Job: Send each entry back exactly as given, pictures excluded.

┌──

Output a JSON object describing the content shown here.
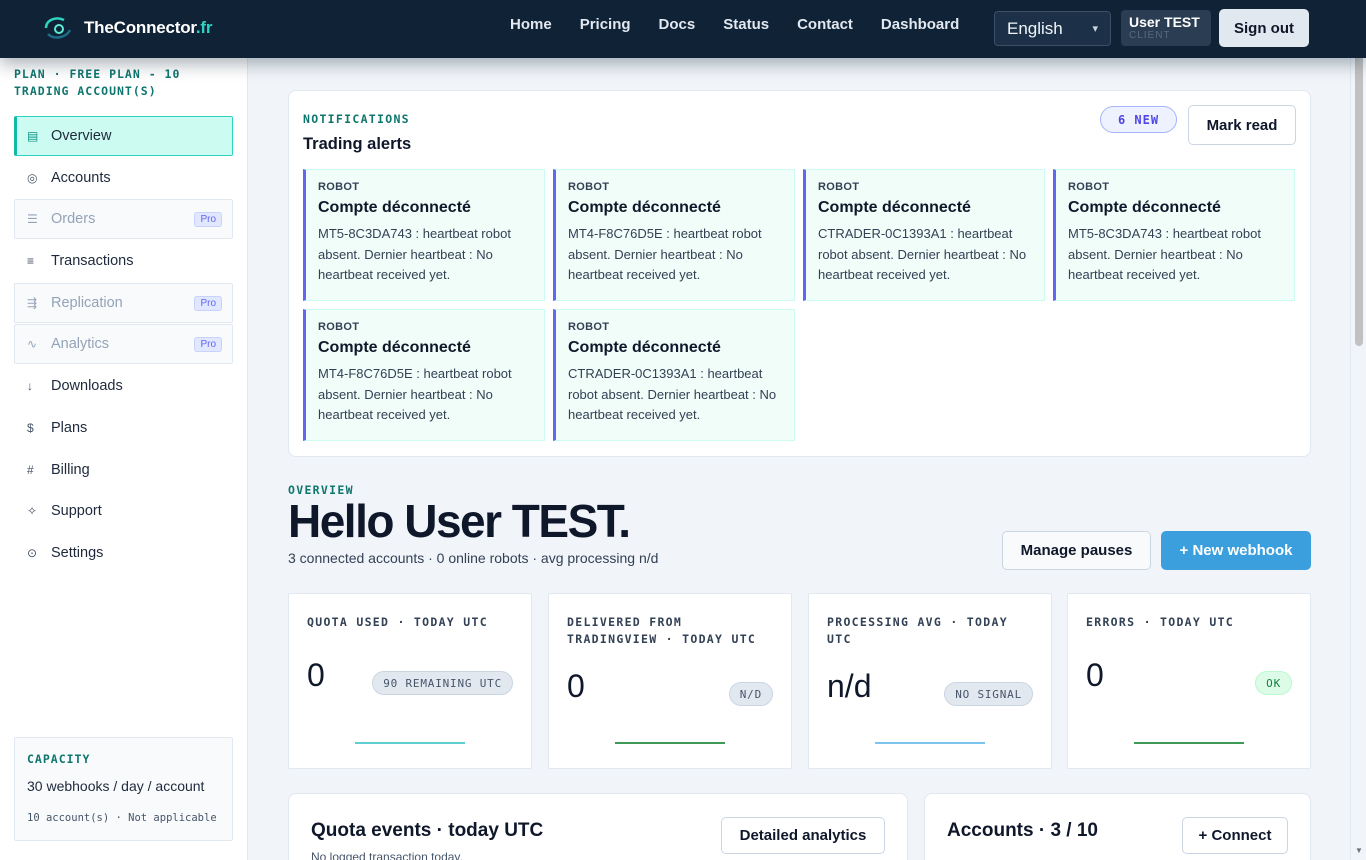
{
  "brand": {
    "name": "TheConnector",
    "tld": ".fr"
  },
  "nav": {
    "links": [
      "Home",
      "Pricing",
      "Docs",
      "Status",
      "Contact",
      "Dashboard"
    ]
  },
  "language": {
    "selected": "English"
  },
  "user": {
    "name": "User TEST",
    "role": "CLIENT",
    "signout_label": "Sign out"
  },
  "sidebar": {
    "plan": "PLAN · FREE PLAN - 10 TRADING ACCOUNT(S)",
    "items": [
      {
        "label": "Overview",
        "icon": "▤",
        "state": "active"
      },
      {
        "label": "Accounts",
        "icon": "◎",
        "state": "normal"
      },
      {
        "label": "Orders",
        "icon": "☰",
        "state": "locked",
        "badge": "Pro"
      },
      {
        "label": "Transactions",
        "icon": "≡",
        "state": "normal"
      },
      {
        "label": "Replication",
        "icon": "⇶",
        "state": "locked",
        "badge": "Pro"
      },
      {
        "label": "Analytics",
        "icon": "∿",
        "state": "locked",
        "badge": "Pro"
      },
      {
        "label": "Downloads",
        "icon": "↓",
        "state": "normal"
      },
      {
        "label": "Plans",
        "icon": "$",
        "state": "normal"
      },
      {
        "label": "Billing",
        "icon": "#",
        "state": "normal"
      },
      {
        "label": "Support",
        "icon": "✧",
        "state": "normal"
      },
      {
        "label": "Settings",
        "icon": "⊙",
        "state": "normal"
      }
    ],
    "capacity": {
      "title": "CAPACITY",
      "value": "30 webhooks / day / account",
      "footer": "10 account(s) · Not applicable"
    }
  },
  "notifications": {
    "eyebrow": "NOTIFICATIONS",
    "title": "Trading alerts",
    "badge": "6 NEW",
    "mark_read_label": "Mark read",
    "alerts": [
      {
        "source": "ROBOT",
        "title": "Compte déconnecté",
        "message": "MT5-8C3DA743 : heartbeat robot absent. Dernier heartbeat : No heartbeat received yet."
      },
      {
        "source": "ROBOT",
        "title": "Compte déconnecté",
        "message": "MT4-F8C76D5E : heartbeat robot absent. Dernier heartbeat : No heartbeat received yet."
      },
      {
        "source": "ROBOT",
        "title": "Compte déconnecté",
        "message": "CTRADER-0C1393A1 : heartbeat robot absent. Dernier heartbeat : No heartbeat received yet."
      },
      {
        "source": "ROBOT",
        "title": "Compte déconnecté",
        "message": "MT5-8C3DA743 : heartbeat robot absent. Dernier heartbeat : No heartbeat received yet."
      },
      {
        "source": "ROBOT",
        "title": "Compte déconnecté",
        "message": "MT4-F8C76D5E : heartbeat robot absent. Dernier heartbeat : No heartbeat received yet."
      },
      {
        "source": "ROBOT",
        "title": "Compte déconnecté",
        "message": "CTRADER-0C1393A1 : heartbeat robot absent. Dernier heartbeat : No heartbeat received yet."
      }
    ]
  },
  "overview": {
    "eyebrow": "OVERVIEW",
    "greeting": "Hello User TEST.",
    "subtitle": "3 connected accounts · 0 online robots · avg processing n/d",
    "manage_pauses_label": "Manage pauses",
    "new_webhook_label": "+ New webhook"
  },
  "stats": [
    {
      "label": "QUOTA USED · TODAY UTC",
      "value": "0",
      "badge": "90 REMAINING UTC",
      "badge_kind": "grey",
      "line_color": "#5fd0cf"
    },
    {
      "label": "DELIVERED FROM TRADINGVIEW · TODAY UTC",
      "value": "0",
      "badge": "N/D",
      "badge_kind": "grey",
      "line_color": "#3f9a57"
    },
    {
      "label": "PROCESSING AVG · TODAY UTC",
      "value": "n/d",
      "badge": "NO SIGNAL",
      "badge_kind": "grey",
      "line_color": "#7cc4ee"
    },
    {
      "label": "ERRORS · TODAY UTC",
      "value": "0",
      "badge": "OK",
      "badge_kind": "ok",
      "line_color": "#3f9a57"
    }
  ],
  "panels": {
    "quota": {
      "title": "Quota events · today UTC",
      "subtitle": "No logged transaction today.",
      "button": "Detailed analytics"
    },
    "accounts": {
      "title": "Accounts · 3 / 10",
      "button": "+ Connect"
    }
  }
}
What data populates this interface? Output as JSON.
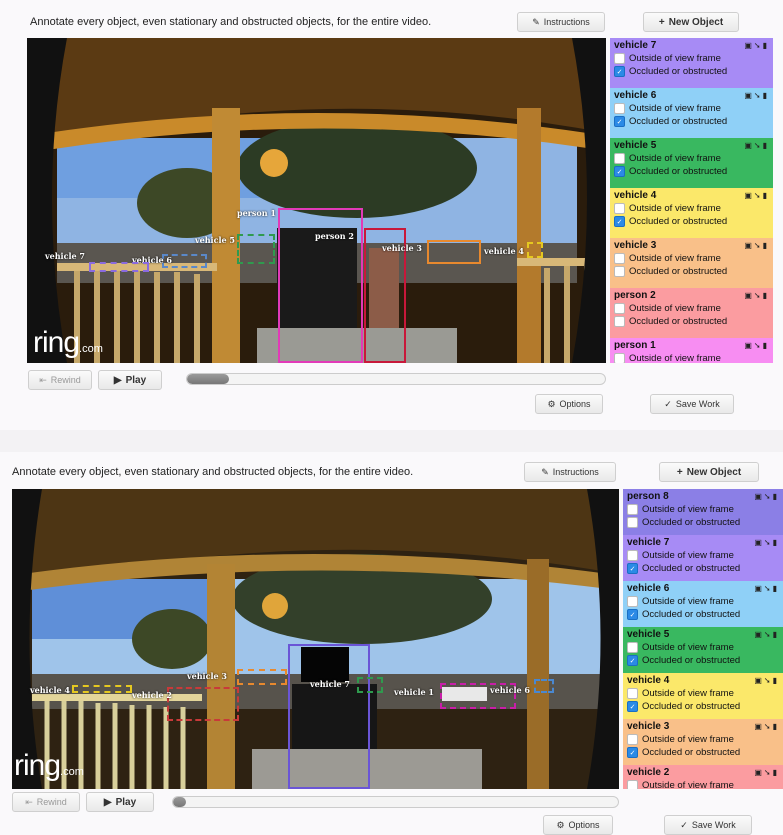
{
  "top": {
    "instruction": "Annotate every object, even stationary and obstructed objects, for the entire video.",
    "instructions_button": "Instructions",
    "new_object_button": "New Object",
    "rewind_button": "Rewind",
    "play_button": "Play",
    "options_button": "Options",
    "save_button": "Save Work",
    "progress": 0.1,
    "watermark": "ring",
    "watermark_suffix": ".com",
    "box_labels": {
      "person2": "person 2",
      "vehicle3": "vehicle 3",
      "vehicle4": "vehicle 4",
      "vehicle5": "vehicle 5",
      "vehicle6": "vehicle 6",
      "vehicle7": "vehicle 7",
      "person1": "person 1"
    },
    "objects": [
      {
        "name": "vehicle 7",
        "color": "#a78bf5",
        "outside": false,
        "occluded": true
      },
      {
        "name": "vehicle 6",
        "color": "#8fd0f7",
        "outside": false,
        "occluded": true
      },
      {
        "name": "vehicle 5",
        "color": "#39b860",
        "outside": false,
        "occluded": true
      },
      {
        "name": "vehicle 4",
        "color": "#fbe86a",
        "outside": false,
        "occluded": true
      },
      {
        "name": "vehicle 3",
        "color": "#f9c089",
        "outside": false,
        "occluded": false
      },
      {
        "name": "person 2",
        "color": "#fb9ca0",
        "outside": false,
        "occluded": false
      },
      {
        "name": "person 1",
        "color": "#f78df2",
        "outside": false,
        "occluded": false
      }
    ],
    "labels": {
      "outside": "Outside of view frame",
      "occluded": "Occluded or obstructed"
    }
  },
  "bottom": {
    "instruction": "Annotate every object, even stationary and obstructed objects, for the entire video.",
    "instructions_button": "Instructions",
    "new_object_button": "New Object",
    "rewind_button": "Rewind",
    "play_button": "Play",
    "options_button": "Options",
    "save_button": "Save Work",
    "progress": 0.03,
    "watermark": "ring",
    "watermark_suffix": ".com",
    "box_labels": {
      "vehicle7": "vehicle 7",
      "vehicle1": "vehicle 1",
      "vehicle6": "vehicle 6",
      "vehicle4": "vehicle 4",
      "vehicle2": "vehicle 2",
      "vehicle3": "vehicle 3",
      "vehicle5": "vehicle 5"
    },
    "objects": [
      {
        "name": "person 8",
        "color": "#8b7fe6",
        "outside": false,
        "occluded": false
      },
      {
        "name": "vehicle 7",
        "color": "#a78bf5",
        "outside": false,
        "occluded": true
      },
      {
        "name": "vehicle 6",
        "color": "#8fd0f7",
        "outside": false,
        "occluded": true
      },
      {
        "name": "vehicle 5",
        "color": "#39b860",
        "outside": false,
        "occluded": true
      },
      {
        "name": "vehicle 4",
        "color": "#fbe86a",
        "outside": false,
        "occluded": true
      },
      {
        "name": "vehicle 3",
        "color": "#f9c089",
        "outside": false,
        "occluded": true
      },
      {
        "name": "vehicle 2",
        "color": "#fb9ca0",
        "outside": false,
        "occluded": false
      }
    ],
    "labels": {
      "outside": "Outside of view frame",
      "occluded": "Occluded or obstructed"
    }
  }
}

└──

Answer to the exercise:
Output a JSON object describing the content shown here.
{
  "brand": {
    "name": "TheConnector",
    "tld": ".fr"
  },
  "nav": {
    "links": [
      "Home",
      "Pricing",
      "Docs",
      "Status",
      "Contact",
      "Dashboard"
    ]
  },
  "language": {
    "selected": "English"
  },
  "user": {
    "name": "User TEST",
    "role": "CLIENT",
    "signout_label": "Sign out"
  },
  "sidebar": {
    "plan": "PLAN · FREE PLAN - 10 TRADING ACCOUNT(S)",
    "items": [
      {
        "label": "Overview",
        "icon": "▤",
        "state": "active"
      },
      {
        "label": "Accounts",
        "icon": "◎",
        "state": "normal"
      },
      {
        "label": "Orders",
        "icon": "☰",
        "state": "locked",
        "badge": "Pro"
      },
      {
        "label": "Transactions",
        "icon": "≡",
        "state": "normal"
      },
      {
        "label": "Replication",
        "icon": "⇶",
        "state": "locked",
        "badge": "Pro"
      },
      {
        "label": "Analytics",
        "icon": "∿",
        "state": "locked",
        "badge": "Pro"
      },
      {
        "label": "Downloads",
        "icon": "↓",
        "state": "normal"
      },
      {
        "label": "Plans",
        "icon": "$",
        "state": "normal"
      },
      {
        "label": "Billing",
        "icon": "#",
        "state": "normal"
      },
      {
        "label": "Support",
        "icon": "✧",
        "state": "normal"
      },
      {
        "label": "Settings",
        "icon": "⊙",
        "state": "normal"
      }
    ],
    "capacity": {
      "title": "CAPACITY",
      "value": "30 webhooks / day / account",
      "footer": "10 account(s) · Not applicable"
    }
  },
  "notifications": {
    "eyebrow": "NOTIFICATIONS",
    "title": "Trading alerts",
    "badge": "6 NEW",
    "mark_read_label": "Mark read",
    "alerts": [
      {
        "source": "ROBOT",
        "title": "Compte déconnecté",
        "message": "MT5-8C3DA743 : heartbeat robot absent. Dernier heartbeat : No heartbeat received yet."
      },
      {
        "source": "ROBOT",
        "title": "Compte déconnecté",
        "message": "MT4-F8C76D5E : heartbeat robot absent. Dernier heartbeat : No heartbeat received yet."
      },
      {
        "source": "ROBOT",
        "title": "Compte déconnecté",
        "message": "CTRADER-0C1393A1 : heartbeat robot absent. Dernier heartbeat : No heartbeat received yet."
      },
      {
        "source": "ROBOT",
        "title": "Compte déconnecté",
        "message": "MT5-8C3DA743 : heartbeat robot absent. Dernier heartbeat : No heartbeat received yet."
      },
      {
        "source": "ROBOT",
        "title": "Compte déconnecté",
        "message": "MT4-F8C76D5E : heartbeat robot absent. Dernier heartbeat : No heartbeat received yet."
      },
      {
        "source": "ROBOT",
        "title": "Compte déconnecté",
        "message": "CTRADER-0C1393A1 : heartbeat robot absent. Dernier heartbeat : No heartbeat received yet."
      }
    ]
  },
  "overview": {
    "eyebrow": "OVERVIEW",
    "greeting": "Hello User TEST.",
    "subtitle": "3 connected accounts · 0 online robots · avg processing n/d",
    "manage_pauses_label": "Manage pauses",
    "new_webhook_label": "+ New webhook"
  },
  "stats": [
    {
      "label": "QUOTA USED · TODAY UTC",
      "value": "0",
      "badge": "90 REMAINING UTC",
      "badge_kind": "grey",
      "line_color": "#5fd0cf"
    },
    {
      "label": "DELIVERED FROM TRADINGVIEW · TODAY UTC",
      "value": "0",
      "badge": "N/D",
      "badge_kind": "grey",
      "line_color": "#3f9a57"
    },
    {
      "label": "PROCESSING AVG · TODAY UTC",
      "value": "n/d",
      "badge": "NO SIGNAL",
      "badge_kind": "grey",
      "line_color": "#7cc4ee"
    },
    {
      "label": "ERRORS · TODAY UTC",
      "value": "0",
      "badge": "OK",
      "badge_kind": "ok",
      "line_color": "#3f9a57"
    }
  ],
  "panels": {
    "quota": {
      "title": "Quota events · today UTC",
      "subtitle": "No logged transaction today.",
      "button": "Detailed analytics"
    },
    "accounts": {
      "title": "Accounts · 3 / 10",
      "button": "+ Connect"
    }
  }
}
What data populates this interface? Output as JSON.
{
  "top": {
    "instruction": "Annotate every object, even stationary and obstructed objects, for the entire video.",
    "instructions_button": "Instructions",
    "new_object_button": "New Object",
    "rewind_button": "Rewind",
    "play_button": "Play",
    "options_button": "Options",
    "save_button": "Save Work",
    "progress": 0.1,
    "watermark": "ring",
    "watermark_suffix": ".com",
    "box_labels": {
      "person2": "person 2",
      "vehicle3": "vehicle 3",
      "vehicle4": "vehicle 4",
      "vehicle5": "vehicle 5",
      "vehicle6": "vehicle 6",
      "vehicle7": "vehicle 7",
      "person1": "person 1"
    },
    "objects": [
      {
        "name": "vehicle 7",
        "color": "#a78bf5",
        "outside": false,
        "occluded": true
      },
      {
        "name": "vehicle 6",
        "color": "#8fd0f7",
        "outside": false,
        "occluded": true
      },
      {
        "name": "vehicle 5",
        "color": "#39b860",
        "outside": false,
        "occluded": true
      },
      {
        "name": "vehicle 4",
        "color": "#fbe86a",
        "outside": false,
        "occluded": true
      },
      {
        "name": "vehicle 3",
        "color": "#f9c089",
        "outside": false,
        "occluded": false
      },
      {
        "name": "person 2",
        "color": "#fb9ca0",
        "outside": false,
        "occluded": false
      },
      {
        "name": "person 1",
        "color": "#f78df2",
        "outside": false,
        "occluded": false
      }
    ],
    "labels": {
      "outside": "Outside of view frame",
      "occluded": "Occluded or obstructed"
    }
  },
  "bottom": {
    "instruction": "Annotate every object, even stationary and obstructed objects, for the entire video.",
    "instructions_button": "Instructions",
    "new_object_button": "New Object",
    "rewind_button": "Rewind",
    "play_button": "Play",
    "options_button": "Options",
    "save_button": "Save Work",
    "progress": 0.03,
    "watermark": "ring",
    "watermark_suffix": ".com",
    "box_labels": {
      "vehicle7": "vehicle 7",
      "vehicle1": "vehicle 1",
      "vehicle6": "vehicle 6",
      "vehicle4": "vehicle 4",
      "vehicle2": "vehicle 2",
      "vehicle3": "vehicle 3",
      "vehicle5": "vehicle 5"
    },
    "objects": [
      {
        "name": "person 8",
        "color": "#8b7fe6",
        "outside": false,
        "occluded": false
      },
      {
        "name": "vehicle 7",
        "color": "#a78bf5",
        "outside": false,
        "occluded": true
      },
      {
        "name": "vehicle 6",
        "color": "#8fd0f7",
        "outside": false,
        "occluded": true
      },
      {
        "name": "vehicle 5",
        "color": "#39b860",
        "outside": false,
        "occluded": true
      },
      {
        "name": "vehicle 4",
        "color": "#fbe86a",
        "outside": false,
        "occluded": true
      },
      {
        "name": "vehicle 3",
        "color": "#f9c089",
        "outside": false,
        "occluded": true
      },
      {
        "name": "vehicle 2",
        "color": "#fb9ca0",
        "outside": false,
        "occluded": false
      }
    ],
    "labels": {
      "outside": "Outside of view frame",
      "occluded": "Occluded or obstructed"
    }
  }
}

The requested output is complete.